Work to do:
Copy each line below in which the word "运费付讫" occurs.

[BEGIN Data in this exercise]

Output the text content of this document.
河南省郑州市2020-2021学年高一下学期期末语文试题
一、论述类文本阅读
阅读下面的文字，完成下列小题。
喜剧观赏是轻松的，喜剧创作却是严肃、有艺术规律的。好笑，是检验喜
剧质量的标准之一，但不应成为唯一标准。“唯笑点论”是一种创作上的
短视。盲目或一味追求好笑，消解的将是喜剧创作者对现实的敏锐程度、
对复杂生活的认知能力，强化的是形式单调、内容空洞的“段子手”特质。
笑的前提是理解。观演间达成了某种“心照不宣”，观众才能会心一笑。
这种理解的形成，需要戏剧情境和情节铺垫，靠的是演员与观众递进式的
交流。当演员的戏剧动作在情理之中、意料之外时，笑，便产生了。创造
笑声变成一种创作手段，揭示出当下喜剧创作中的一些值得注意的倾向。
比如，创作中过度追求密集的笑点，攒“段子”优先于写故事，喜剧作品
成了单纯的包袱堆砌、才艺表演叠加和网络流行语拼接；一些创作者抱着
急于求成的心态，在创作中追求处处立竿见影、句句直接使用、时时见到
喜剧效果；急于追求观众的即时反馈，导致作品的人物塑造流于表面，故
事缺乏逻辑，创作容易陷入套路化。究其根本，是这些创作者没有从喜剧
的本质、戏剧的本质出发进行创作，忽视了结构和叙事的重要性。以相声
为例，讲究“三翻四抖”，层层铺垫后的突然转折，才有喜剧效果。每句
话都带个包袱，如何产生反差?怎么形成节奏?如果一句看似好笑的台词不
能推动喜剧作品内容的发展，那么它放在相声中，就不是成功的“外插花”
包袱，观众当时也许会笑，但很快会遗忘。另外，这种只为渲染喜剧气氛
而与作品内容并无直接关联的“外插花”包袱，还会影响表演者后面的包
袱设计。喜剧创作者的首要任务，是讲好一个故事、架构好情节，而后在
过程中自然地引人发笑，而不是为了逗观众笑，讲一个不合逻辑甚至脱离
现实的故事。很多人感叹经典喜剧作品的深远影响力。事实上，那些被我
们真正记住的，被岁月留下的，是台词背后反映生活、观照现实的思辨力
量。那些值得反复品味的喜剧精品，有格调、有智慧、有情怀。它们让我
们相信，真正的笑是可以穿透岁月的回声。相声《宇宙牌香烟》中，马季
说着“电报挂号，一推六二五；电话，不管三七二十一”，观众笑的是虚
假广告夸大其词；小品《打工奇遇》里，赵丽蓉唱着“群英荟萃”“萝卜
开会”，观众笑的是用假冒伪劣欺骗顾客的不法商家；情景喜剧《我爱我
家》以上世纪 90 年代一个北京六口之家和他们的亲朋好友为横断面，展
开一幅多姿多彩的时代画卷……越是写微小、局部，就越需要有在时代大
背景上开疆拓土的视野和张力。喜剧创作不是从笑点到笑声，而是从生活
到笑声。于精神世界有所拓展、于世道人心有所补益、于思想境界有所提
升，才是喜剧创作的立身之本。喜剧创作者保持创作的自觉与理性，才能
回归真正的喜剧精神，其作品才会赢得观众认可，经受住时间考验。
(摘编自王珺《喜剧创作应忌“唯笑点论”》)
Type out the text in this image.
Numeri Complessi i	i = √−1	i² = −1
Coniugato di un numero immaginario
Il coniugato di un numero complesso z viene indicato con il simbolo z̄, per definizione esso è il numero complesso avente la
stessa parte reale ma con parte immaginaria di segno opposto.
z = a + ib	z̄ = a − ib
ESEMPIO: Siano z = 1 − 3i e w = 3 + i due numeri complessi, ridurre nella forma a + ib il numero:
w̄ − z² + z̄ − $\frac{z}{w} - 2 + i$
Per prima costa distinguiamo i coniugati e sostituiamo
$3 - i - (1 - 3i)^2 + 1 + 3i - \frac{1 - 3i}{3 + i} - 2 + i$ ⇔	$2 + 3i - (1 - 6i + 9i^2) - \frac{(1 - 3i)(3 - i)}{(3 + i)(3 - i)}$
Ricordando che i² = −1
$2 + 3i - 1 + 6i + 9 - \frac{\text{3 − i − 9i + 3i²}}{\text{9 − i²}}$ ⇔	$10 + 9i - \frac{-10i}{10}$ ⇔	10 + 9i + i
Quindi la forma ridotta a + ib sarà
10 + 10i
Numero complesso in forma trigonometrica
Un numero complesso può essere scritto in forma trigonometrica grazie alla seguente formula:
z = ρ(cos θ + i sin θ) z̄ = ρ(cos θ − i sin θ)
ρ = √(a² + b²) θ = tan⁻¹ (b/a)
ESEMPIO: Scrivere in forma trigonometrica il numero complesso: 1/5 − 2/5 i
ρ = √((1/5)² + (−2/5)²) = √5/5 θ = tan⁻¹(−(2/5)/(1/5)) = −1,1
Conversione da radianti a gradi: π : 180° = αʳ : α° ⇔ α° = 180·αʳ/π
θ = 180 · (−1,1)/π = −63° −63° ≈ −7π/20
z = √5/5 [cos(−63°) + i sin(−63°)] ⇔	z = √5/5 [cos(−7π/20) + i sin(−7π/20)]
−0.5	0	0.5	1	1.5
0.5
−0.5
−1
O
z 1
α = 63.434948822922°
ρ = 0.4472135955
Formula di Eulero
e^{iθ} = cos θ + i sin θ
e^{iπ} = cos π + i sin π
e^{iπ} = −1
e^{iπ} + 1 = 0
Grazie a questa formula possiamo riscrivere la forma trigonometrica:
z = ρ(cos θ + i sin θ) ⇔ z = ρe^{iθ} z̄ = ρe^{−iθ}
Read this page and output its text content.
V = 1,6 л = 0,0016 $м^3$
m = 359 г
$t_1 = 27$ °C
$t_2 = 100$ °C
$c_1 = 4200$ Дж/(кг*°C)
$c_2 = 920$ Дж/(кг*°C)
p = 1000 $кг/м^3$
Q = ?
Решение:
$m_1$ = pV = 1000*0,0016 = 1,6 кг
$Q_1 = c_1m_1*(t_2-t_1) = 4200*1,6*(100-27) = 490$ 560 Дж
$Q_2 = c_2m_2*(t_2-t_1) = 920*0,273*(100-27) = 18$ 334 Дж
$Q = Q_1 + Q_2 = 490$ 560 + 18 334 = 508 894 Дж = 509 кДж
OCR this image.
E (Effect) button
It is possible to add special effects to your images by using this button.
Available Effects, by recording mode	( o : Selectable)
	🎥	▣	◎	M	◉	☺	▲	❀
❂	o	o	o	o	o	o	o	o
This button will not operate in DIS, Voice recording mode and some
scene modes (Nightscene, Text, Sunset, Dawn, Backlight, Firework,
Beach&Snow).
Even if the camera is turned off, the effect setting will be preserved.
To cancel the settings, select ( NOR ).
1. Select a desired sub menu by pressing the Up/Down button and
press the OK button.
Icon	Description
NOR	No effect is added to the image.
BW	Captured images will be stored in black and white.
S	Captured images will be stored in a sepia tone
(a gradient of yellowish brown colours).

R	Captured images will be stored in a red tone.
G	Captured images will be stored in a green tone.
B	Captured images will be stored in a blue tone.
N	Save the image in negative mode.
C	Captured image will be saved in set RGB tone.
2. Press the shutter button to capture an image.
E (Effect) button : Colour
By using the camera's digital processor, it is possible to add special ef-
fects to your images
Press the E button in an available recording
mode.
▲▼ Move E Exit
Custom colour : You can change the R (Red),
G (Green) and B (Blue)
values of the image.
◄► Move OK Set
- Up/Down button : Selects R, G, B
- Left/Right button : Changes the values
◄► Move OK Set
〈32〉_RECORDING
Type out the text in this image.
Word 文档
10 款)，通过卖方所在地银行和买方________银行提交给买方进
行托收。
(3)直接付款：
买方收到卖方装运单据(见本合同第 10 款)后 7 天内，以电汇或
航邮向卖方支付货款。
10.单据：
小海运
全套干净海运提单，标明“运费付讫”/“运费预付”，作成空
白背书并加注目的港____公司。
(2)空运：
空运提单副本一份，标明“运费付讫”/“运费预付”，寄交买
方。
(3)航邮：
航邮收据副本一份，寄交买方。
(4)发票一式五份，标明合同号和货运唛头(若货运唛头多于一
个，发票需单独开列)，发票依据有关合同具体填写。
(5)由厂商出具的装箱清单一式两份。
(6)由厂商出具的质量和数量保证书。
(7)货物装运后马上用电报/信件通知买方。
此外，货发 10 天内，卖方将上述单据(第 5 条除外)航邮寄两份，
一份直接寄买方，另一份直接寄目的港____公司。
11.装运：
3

[END Data in this exercise]

Exercise output:
全套干净海运提单，标明“运费付讫”/“运费预付”，作成空
空运提单副本一份，标明“运费付讫”/“运费预付”，寄交买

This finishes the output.